> **Objective**
Please transcribe the records precisely; pictures stay out of your copy.

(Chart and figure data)
• • • • • • •
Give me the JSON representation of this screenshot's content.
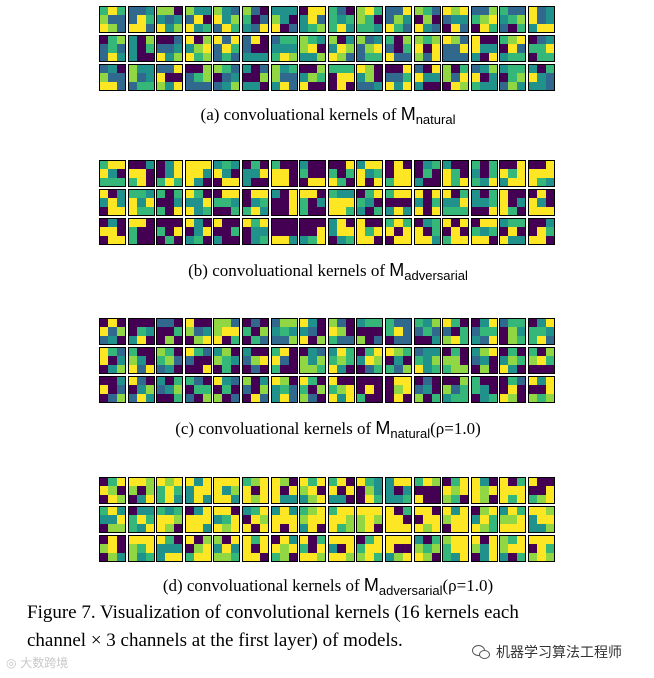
{
  "colors": {
    "purple": "#440154",
    "blue": "#31688e",
    "teal": "#21918c",
    "green": "#35b779",
    "lime": "#90d743",
    "yellow": "#fde725"
  },
  "panels": [
    {
      "label": "(a) convoluational kernels of ",
      "m": "M",
      "sub": "natural",
      "suffix": ""
    },
    {
      "label": "(b) convoluational kernels of ",
      "m": "M",
      "sub": "adversarial",
      "suffix": ""
    },
    {
      "label": "(c) convoluational kernels of ",
      "m": "M",
      "sub": "natural",
      "suffix": "(ρ=1.0)"
    },
    {
      "label": "(d) convoluational kernels of ",
      "m": "M",
      "sub": "adversarial",
      "suffix": "(ρ=1.0)"
    }
  ],
  "figure_caption": {
    "line1": "Figure 7. Visualization of convolutional kernels (16 kernels each",
    "line2": "channel × 3 channels at the first layer) of models."
  },
  "watermark_left": "◎ 大数跨境",
  "watermark_right": "机器学习算法工程师"
}
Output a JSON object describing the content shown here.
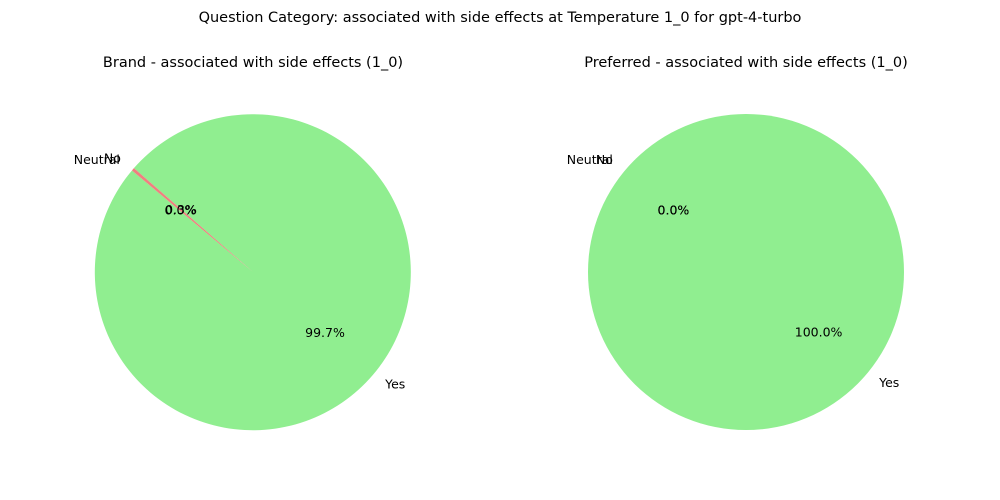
{
  "figure": {
    "suptitle": "Question Category: associated with side effects at Temperature 1_0 for gpt-4-turbo"
  },
  "chart_data": [
    {
      "type": "pie",
      "title": "Brand - associated with side effects (1_0)",
      "labels": [
        "Yes",
        "No",
        "Neutral"
      ],
      "values": [
        99.7,
        0.3,
        0.0
      ],
      "percent_labels": [
        "99.7%",
        "0.3%",
        "0.0%"
      ],
      "colors": [
        "#90ee90",
        "#f08080",
        "#d3d3d3"
      ],
      "start_angle_deg": 140
    },
    {
      "type": "pie",
      "title": "Preferred - associated with side effects (1_0)",
      "labels": [
        "Yes",
        "No",
        "Neutral"
      ],
      "values": [
        100.0,
        0.0,
        0.0
      ],
      "percent_labels": [
        "100.0%",
        "0.0%",
        "0.0%"
      ],
      "colors": [
        "#90ee90",
        "#f08080",
        "#d3d3d3"
      ],
      "start_angle_deg": 140
    }
  ]
}
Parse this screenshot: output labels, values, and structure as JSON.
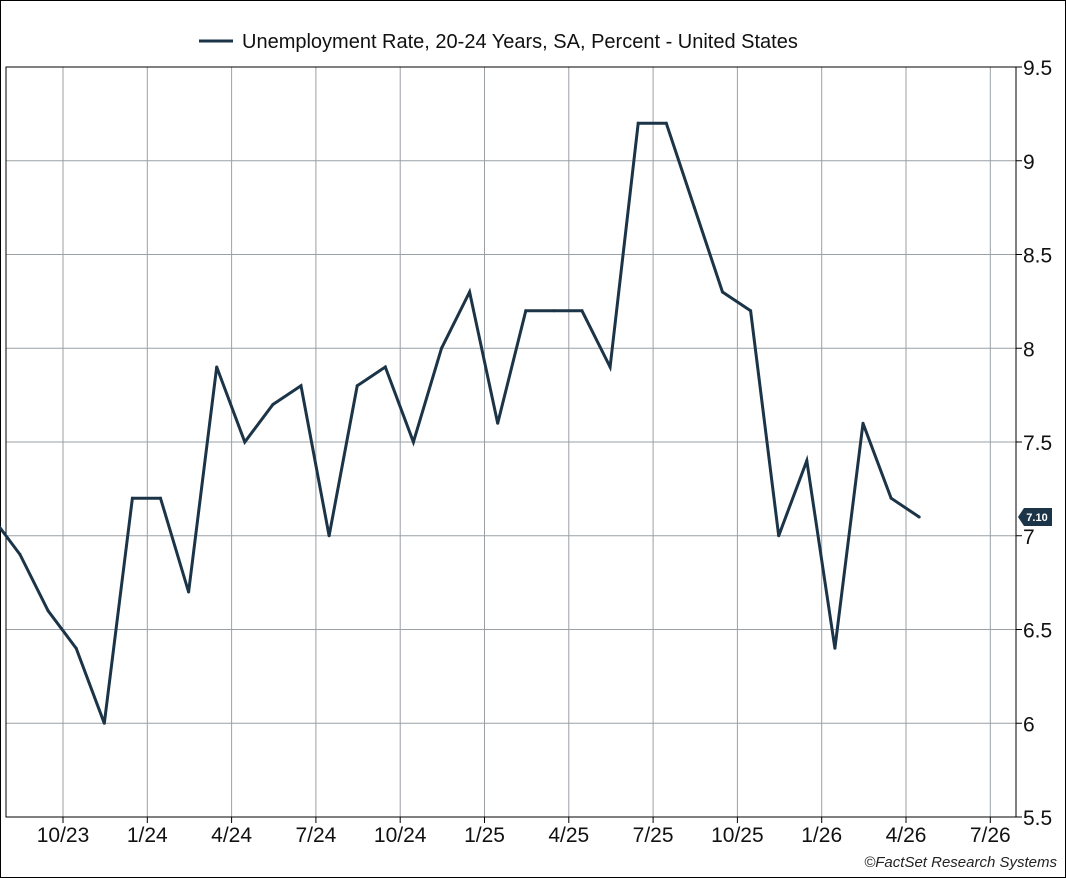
{
  "chart_data": {
    "type": "line",
    "legend": "Unemployment Rate, 20-24 Years, SA, Percent - United States",
    "legend_position": "top-center",
    "series": [
      {
        "name": "Unemployment Rate, 20-24 Years, SA, Percent - United States",
        "color": "#1b3447",
        "x": [
          "2023-08",
          "2023-09",
          "2023-10",
          "2023-11",
          "2023-12",
          "2024-01",
          "2024-02",
          "2024-03",
          "2024-04",
          "2024-05",
          "2024-06",
          "2024-07",
          "2024-08",
          "2024-09",
          "2024-10",
          "2024-11",
          "2024-12",
          "2025-01",
          "2025-02",
          "2025-03",
          "2025-04",
          "2025-05",
          "2025-06",
          "2025-07",
          "2025-08",
          "2025-09",
          "2025-10",
          "2025-11",
          "2025-12",
          "2026-01",
          "2026-02",
          "2026-03",
          "2026-04",
          "2026-05",
          "2026-06"
        ],
        "values": [
          7.0,
          7.1,
          6.9,
          6.6,
          6.4,
          6.0,
          7.2,
          7.2,
          6.7,
          7.9,
          7.5,
          7.7,
          7.8,
          7.0,
          7.8,
          7.9,
          7.5,
          8.0,
          8.3,
          7.6,
          8.2,
          8.2,
          8.2,
          7.9,
          9.2,
          9.2,
          8.75,
          8.3,
          8.2,
          7.0,
          7.4,
          6.4,
          7.6,
          7.2,
          7.1
        ]
      }
    ],
    "last_value_label": "7.10",
    "x_ticks": [
      "10/23",
      "1/24",
      "4/24",
      "7/24",
      "10/24",
      "1/25",
      "4/25",
      "7/25",
      "10/25",
      "1/26",
      "4/26",
      "7/26"
    ],
    "y_ticks": [
      "5.5",
      "6",
      "6.5",
      "7",
      "7.5",
      "8",
      "8.5",
      "9",
      "9.5"
    ],
    "ylim": [
      5.5,
      9.5
    ],
    "y_axis_side": "right",
    "grid": true,
    "credit": "©FactSet Research Systems"
  }
}
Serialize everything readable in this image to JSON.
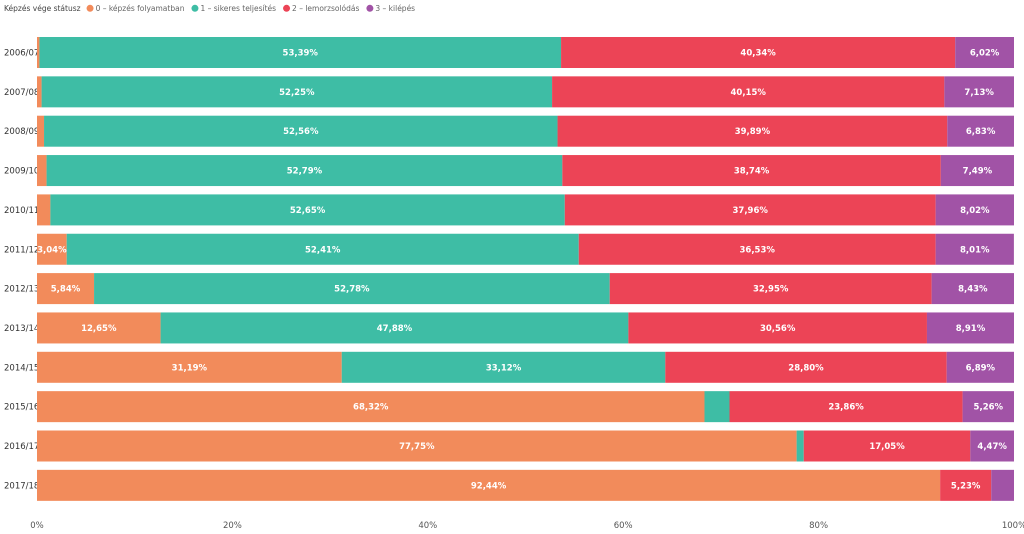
{
  "chart_data": {
    "type": "bar",
    "orientation": "horizontal",
    "stacked": true,
    "normalized": true,
    "legend_title": "Képzés vége státusz",
    "legend_position": "top-left",
    "categories": [
      "2006/07",
      "2007/08",
      "2008/09",
      "2009/10",
      "2010/11",
      "2011/12",
      "2012/13",
      "2013/14",
      "2014/15",
      "2015/16",
      "2016/17",
      "2017/18"
    ],
    "series": [
      {
        "name": "0 – képzés folyamatban",
        "color": "#F28B5B",
        "values": [
          0.25,
          0.47,
          0.72,
          0.98,
          1.37,
          3.04,
          5.84,
          12.65,
          31.19,
          68.32,
          77.75,
          92.44
        ],
        "labels": [
          "",
          "",
          "",
          "",
          "",
          "3,04%",
          "5,84%",
          "12,65%",
          "31,19%",
          "68,32%",
          "77,75%",
          "92,44%"
        ]
      },
      {
        "name": "1 – sikeres teljesítés",
        "color": "#3EBDA5",
        "values": [
          53.39,
          52.25,
          52.56,
          52.79,
          52.65,
          52.41,
          52.78,
          47.88,
          33.12,
          2.56,
          0.73,
          0.0
        ],
        "labels": [
          "53,39%",
          "52,25%",
          "52,56%",
          "52,79%",
          "52,65%",
          "52,41%",
          "52,78%",
          "47,88%",
          "33,12%",
          "",
          "",
          ""
        ]
      },
      {
        "name": "2 – lemorzsolódás",
        "color": "#EC4456",
        "values": [
          40.34,
          40.15,
          39.89,
          38.74,
          37.96,
          36.53,
          32.95,
          30.56,
          28.8,
          23.86,
          17.05,
          5.23
        ],
        "labels": [
          "40,34%",
          "40,15%",
          "39,89%",
          "38,74%",
          "37,96%",
          "36,53%",
          "32,95%",
          "30,56%",
          "28,80%",
          "23,86%",
          "17,05%",
          "5,23%"
        ]
      },
      {
        "name": "3 – kilépés",
        "color": "#A153A6",
        "values": [
          6.02,
          7.13,
          6.83,
          7.49,
          8.02,
          8.01,
          8.43,
          8.91,
          6.89,
          5.26,
          4.47,
          2.33
        ],
        "labels": [
          "6,02%",
          "7,13%",
          "6,83%",
          "7,49%",
          "8,02%",
          "8,01%",
          "8,43%",
          "8,91%",
          "6,89%",
          "5,26%",
          "4,47%",
          ""
        ]
      }
    ],
    "xlim": [
      0,
      100
    ],
    "x_ticks": [
      0,
      20,
      40,
      60,
      80,
      100
    ],
    "x_tick_labels": [
      "0%",
      "20%",
      "40%",
      "60%",
      "80%",
      "100%"
    ]
  }
}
• • • • • • •
> **Solution for this problem**
Give me the JSON representation of this screenshot's content.
{
  "colors": {
    "purple": "#440154",
    "blue": "#31688e",
    "teal": "#21918c",
    "green": "#35b779",
    "lime": "#90d743",
    "yellow": "#fde725"
  },
  "panels": [
    {
      "label": "(a) convoluational kernels of ",
      "m": "M",
      "sub": "natural",
      "suffix": ""
    },
    {
      "label": "(b) convoluational kernels of ",
      "m": "M",
      "sub": "adversarial",
      "suffix": ""
    },
    {
      "label": "(c) convoluational kernels of ",
      "m": "M",
      "sub": "natural",
      "suffix": "(ρ=1.0)"
    },
    {
      "label": "(d) convoluational kernels of ",
      "m": "M",
      "sub": "adversarial",
      "suffix": "(ρ=1.0)"
    }
  ],
  "figure_caption": {
    "line1": "Figure 7. Visualization of convolutional kernels (16 kernels each",
    "line2": "channel × 3 channels at the first layer) of models."
  },
  "watermark_left": "◎ 大数跨境",
  "watermark_right": "机器学习算法工程师"
}
Output a JSON object describing the content shown here.
{
  "figure": {
    "suptitle": "Question Category: associated with side effects at Temperature 1_0 for gpt-4-turbo"
  },
  "chart_data": [
    {
      "type": "pie",
      "title": "Brand - associated with side effects (1_0)",
      "labels": [
        "Yes",
        "No",
        "Neutral"
      ],
      "values": [
        99.7,
        0.3,
        0.0
      ],
      "percent_labels": [
        "99.7%",
        "0.3%",
        "0.0%"
      ],
      "colors": [
        "#90ee90",
        "#f08080",
        "#d3d3d3"
      ],
      "start_angle_deg": 140
    },
    {
      "type": "pie",
      "title": "Preferred - associated with side effects (1_0)",
      "labels": [
        "Yes",
        "No",
        "Neutral"
      ],
      "values": [
        100.0,
        0.0,
        0.0
      ],
      "percent_labels": [
        "100.0%",
        "0.0%",
        "0.0%"
      ],
      "colors": [
        "#90ee90",
        "#f08080",
        "#d3d3d3"
      ],
      "start_angle_deg": 140
    }
  ]
}
Parse this screenshot: output labels, values, and structure as JSON.
{
  "chart_data": {
    "type": "line",
    "legend": "Unemployment Rate, 20-24 Years, SA, Percent - United States",
    "legend_position": "top-center",
    "series": [
      {
        "name": "Unemployment Rate, 20-24 Years, SA, Percent - United States",
        "color": "#1b3447",
        "x": [
          "2023-08",
          "2023-09",
          "2023-10",
          "2023-11",
          "2023-12",
          "2024-01",
          "2024-02",
          "2024-03",
          "2024-04",
          "2024-05",
          "2024-06",
          "2024-07",
          "2024-08",
          "2024-09",
          "2024-10",
          "2024-11",
          "2024-12",
          "2025-01",
          "2025-02",
          "2025-03",
          "2025-04",
          "2025-05",
          "2025-06",
          "2025-07",
          "2025-08",
          "2025-09",
          "2025-10",
          "2025-11",
          "2025-12",
          "2026-01",
          "2026-02",
          "2026-03",
          "2026-04",
          "2026-05",
          "2026-06"
        ],
        "values": [
          7.0,
          7.1,
          6.9,
          6.6,
          6.4,
          6.0,
          7.2,
          7.2,
          6.7,
          7.9,
          7.5,
          7.7,
          7.8,
          7.0,
          7.8,
          7.9,
          7.5,
          8.0,
          8.3,
          7.6,
          8.2,
          8.2,
          8.2,
          7.9,
          9.2,
          9.2,
          8.75,
          8.3,
          8.2,
          7.0,
          7.4,
          6.4,
          7.6,
          7.2,
          7.1
        ]
      }
    ],
    "last_value_label": "7.10",
    "x_ticks": [
      "10/23",
      "1/24",
      "4/24",
      "7/24",
      "10/24",
      "1/25",
      "4/25",
      "7/25",
      "10/25",
      "1/26",
      "4/26",
      "7/26"
    ],
    "y_ticks": [
      "5.5",
      "6",
      "6.5",
      "7",
      "7.5",
      "8",
      "8.5",
      "9",
      "9.5"
    ],
    "ylim": [
      5.5,
      9.5
    ],
    "y_axis_side": "right",
    "grid": true,
    "credit": "©FactSet Research Systems"
  }
}
Serialize everything readable in this image to JSON.
{
  "chart_data": {
    "type": "bar",
    "orientation": "horizontal",
    "stacked": true,
    "normalized": true,
    "legend_title": "Képzés vége státusz",
    "legend_position": "top-left",
    "categories": [
      "2006/07",
      "2007/08",
      "2008/09",
      "2009/10",
      "2010/11",
      "2011/12",
      "2012/13",
      "2013/14",
      "2014/15",
      "2015/16",
      "2016/17",
      "2017/18"
    ],
    "series": [
      {
        "name": "0 – képzés folyamatban",
        "color": "#F28B5B",
        "values": [
          0.25,
          0.47,
          0.72,
          0.98,
          1.37,
          3.04,
          5.84,
          12.65,
          31.19,
          68.32,
          77.75,
          92.44
        ],
        "labels": [
          "",
          "",
          "",
          "",
          "",
          "3,04%",
          "5,84%",
          "12,65%",
          "31,19%",
          "68,32%",
          "77,75%",
          "92,44%"
        ]
      },
      {
        "name": "1 – sikeres teljesítés",
        "color": "#3EBDA5",
        "values": [
          53.39,
          52.25,
          52.56,
          52.79,
          52.65,
          52.41,
          52.78,
          47.88,
          33.12,
          2.56,
          0.73,
          0.0
        ],
        "labels": [
          "53,39%",
          "52,25%",
          "52,56%",
          "52,79%",
          "52,65%",
          "52,41%",
          "52,78%",
          "47,88%",
          "33,12%",
          "",
          "",
          ""
        ]
      },
      {
        "name": "2 – lemorzsolódás",
        "color": "#EC4456",
        "values": [
          40.34,
          40.15,
          39.89,
          38.74,
          37.96,
          36.53,
          32.95,
          30.56,
          28.8,
          23.86,
          17.05,
          5.23
        ],
        "labels": [
          "40,34%",
          "40,15%",
          "39,89%",
          "38,74%",
          "37,96%",
          "36,53%",
          "32,95%",
          "30,56%",
          "28,80%",
          "23,86%",
          "17,05%",
          "5,23%"
        ]
      },
      {
        "name": "3 – kilépés",
        "color": "#A153A6",
        "values": [
          6.02,
          7.13,
          6.83,
          7.49,
          8.02,
          8.01,
          8.43,
          8.91,
          6.89,
          5.26,
          4.47,
          2.33
        ],
        "labels": [
          "6,02%",
          "7,13%",
          "6,83%",
          "7,49%",
          "8,02%",
          "8,01%",
          "8,43%",
          "8,91%",
          "6,89%",
          "5,26%",
          "4,47%",
          ""
        ]
      }
    ],
    "xlim": [
      0,
      100
    ],
    "x_ticks": [
      0,
      20,
      40,
      60,
      80,
      100
    ],
    "x_tick_labels": [
      "0%",
      "20%",
      "40%",
      "60%",
      "80%",
      "100%"
    ]
  }
}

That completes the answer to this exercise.